(Stored data)
· · · ·

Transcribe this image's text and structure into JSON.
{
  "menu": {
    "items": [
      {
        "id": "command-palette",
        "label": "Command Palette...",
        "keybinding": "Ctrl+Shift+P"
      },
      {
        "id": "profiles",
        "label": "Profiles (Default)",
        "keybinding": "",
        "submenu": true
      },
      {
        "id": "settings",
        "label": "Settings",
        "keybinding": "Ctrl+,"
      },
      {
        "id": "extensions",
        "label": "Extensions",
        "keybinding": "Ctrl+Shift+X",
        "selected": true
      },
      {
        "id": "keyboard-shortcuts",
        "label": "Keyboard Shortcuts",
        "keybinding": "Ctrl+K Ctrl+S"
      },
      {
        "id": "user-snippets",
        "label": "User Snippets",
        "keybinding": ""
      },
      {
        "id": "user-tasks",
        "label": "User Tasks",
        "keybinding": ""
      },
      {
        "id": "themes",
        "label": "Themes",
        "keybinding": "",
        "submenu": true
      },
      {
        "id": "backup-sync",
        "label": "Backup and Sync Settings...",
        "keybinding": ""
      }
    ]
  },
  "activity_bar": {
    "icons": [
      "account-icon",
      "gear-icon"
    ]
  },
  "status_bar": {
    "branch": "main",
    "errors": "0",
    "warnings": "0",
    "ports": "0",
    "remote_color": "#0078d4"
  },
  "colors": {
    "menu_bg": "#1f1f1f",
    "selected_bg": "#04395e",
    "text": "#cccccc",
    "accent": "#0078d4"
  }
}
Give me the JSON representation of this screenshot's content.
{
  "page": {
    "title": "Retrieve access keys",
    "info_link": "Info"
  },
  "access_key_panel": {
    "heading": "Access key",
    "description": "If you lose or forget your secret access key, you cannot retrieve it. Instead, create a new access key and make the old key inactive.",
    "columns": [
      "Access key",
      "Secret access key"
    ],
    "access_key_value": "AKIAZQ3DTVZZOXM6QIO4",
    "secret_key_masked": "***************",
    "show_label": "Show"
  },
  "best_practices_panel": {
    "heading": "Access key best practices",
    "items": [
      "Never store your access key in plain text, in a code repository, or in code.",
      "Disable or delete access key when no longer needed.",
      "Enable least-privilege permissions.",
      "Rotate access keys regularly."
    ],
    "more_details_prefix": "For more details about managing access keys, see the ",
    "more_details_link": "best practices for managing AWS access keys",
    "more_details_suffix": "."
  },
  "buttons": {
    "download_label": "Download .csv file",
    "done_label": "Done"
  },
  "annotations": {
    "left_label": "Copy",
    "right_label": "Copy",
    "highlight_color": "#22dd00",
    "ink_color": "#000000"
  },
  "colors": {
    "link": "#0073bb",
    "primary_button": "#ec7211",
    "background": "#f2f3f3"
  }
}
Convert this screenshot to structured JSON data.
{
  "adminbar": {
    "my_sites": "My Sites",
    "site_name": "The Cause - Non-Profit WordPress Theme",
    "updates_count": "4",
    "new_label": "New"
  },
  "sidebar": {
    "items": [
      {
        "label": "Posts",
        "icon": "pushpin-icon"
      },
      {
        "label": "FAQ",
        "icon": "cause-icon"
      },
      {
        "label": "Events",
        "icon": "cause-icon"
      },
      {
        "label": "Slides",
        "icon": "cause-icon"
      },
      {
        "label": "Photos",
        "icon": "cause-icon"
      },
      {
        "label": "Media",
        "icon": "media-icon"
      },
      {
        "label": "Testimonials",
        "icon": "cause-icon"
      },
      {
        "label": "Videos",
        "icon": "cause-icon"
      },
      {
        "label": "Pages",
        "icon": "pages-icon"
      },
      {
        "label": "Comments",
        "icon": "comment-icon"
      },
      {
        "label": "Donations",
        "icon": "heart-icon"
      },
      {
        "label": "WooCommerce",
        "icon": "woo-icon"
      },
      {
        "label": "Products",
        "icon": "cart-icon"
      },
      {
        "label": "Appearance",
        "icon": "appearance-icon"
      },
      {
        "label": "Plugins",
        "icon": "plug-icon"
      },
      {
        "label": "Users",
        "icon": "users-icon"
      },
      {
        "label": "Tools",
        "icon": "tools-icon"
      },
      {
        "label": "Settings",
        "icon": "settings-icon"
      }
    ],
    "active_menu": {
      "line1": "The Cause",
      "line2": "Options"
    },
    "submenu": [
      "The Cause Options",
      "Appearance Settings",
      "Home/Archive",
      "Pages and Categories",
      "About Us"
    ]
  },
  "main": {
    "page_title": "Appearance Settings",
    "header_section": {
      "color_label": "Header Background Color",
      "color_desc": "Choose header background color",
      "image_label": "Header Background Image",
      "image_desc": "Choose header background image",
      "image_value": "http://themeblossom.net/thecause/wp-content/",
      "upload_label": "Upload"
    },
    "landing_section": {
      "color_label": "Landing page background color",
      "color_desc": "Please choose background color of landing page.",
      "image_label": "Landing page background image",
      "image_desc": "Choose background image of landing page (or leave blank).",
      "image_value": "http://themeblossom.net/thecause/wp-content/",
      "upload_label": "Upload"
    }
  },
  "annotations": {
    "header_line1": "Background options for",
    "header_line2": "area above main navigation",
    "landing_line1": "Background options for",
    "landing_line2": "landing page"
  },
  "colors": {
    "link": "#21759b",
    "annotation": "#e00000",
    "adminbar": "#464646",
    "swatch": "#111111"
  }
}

· · · ·

### Given task
Return every line of the material exactly.

### Expected output
Transcribe this image's text and structure into JSON.
{
  "menu": {
    "items": [
      {
        "id": "command-palette",
        "label": "Command Palette...",
        "keybinding": "Ctrl+Shift+P"
      },
      {
        "id": "profiles",
        "label": "Profiles (Default)",
        "keybinding": "",
        "submenu": true
      },
      {
        "id": "settings",
        "label": "Settings",
        "keybinding": "Ctrl+,"
      },
      {
        "id": "extensions",
        "label": "Extensions",
        "keybinding": "Ctrl+Shift+X",
        "selected": true
      },
      {
        "id": "keyboard-shortcuts",
        "label": "Keyboard Shortcuts",
        "keybinding": "Ctrl+K Ctrl+S"
      },
      {
        "id": "user-snippets",
        "label": "User Snippets",
        "keybinding": ""
      },
      {
        "id": "user-tasks",
        "label": "User Tasks",
        "keybinding": ""
      },
      {
        "id": "themes",
        "label": "Themes",
        "keybinding": "",
        "submenu": true
      },
      {
        "id": "backup-sync",
        "label": "Backup and Sync Settings...",
        "keybinding": ""
      }
    ]
  },
  "activity_bar": {
    "icons": [
      "account-icon",
      "gear-icon"
    ]
  },
  "status_bar": {
    "branch": "main",
    "errors": "0",
    "warnings": "0",
    "ports": "0",
    "remote_color": "#0078d4"
  },
  "colors": {
    "menu_bg": "#1f1f1f",
    "selected_bg": "#04395e",
    "text": "#cccccc",
    "accent": "#0078d4"
  }
}
Give me the JSON representation of this screenshot's content.
{
  "page": {
    "title": "Retrieve access keys",
    "info_link": "Info"
  },
  "access_key_panel": {
    "heading": "Access key",
    "description": "If you lose or forget your secret access key, you cannot retrieve it. Instead, create a new access key and make the old key inactive.",
    "columns": [
      "Access key",
      "Secret access key"
    ],
    "access_key_value": "AKIAZQ3DTVZZOXM6QIO4",
    "secret_key_masked": "***************",
    "show_label": "Show"
  },
  "best_practices_panel": {
    "heading": "Access key best practices",
    "items": [
      "Never store your access key in plain text, in a code repository, or in code.",
      "Disable or delete access key when no longer needed.",
      "Enable least-privilege permissions.",
      "Rotate access keys regularly."
    ],
    "more_details_prefix": "For more details about managing access keys, see the ",
    "more_details_link": "best practices for managing AWS access keys",
    "more_details_suffix": "."
  },
  "buttons": {
    "download_label": "Download .csv file",
    "done_label": "Done"
  },
  "annotations": {
    "left_label": "Copy",
    "right_label": "Copy",
    "highlight_color": "#22dd00",
    "ink_color": "#000000"
  },
  "colors": {
    "link": "#0073bb",
    "primary_button": "#ec7211",
    "background": "#f2f3f3"
  }
}
Convert this screenshot to structured JSON data.
{
  "adminbar": {
    "my_sites": "My Sites",
    "site_name": "The Cause - Non-Profit WordPress Theme",
    "updates_count": "4",
    "new_label": "New"
  },
  "sidebar": {
    "items": [
      {
        "label": "Posts",
        "icon": "pushpin-icon"
      },
      {
        "label": "FAQ",
        "icon": "cause-icon"
      },
      {
        "label": "Events",
        "icon": "cause-icon"
      },
      {
        "label": "Slides",
        "icon": "cause-icon"
      },
      {
        "label": "Photos",
        "icon": "cause-icon"
      },
      {
        "label": "Media",
        "icon": "media-icon"
      },
      {
        "label": "Testimonials",
        "icon": "cause-icon"
      },
      {
        "label": "Videos",
        "icon": "cause-icon"
      },
      {
        "label": "Pages",
        "icon": "pages-icon"
      },
      {
        "label": "Comments",
        "icon": "comment-icon"
      },
      {
        "label": "Donations",
        "icon": "heart-icon"
      },
      {
        "label": "WooCommerce",
        "icon": "woo-icon"
      },
      {
        "label": "Products",
        "icon": "cart-icon"
      },
      {
        "label": "Appearance",
        "icon": "appearance-icon"
      },
      {
        "label": "Plugins",
        "icon": "plug-icon"
      },
      {
        "label": "Users",
        "icon": "users-icon"
      },
      {
        "label": "Tools",
        "icon": "tools-icon"
      },
      {
        "label": "Settings",
        "icon": "settings-icon"
      }
    ],
    "active_menu": {
      "line1": "The Cause",
      "line2": "Options"
    },
    "submenu": [
      "The Cause Options",
      "Appearance Settings",
      "Home/Archive",
      "Pages and Categories",
      "About Us"
    ]
  },
  "main": {
    "page_title": "Appearance Settings",
    "header_section": {
      "color_label": "Header Background Color",
      "color_desc": "Choose header background color",
      "image_label": "Header Background Image",
      "image_desc": "Choose header background image",
      "image_value": "http://themeblossom.net/thecause/wp-content/",
      "upload_label": "Upload"
    },
    "landing_section": {
      "color_label": "Landing page background color",
      "color_desc": "Please choose background color of landing page.",
      "image_label": "Landing page background image",
      "image_desc": "Choose background image of landing page (or leave blank).",
      "image_value": "http://themeblossom.net/thecause/wp-content/",
      "upload_label": "Upload"
    }
  },
  "annotations": {
    "header_line1": "Background options for",
    "header_line2": "area above main navigation",
    "landing_line1": "Background options for",
    "landing_line2": "landing page"
  },
  "colors": {
    "link": "#21759b",
    "annotation": "#e00000",
    "adminbar": "#464646",
    "swatch": "#111111"
  }
}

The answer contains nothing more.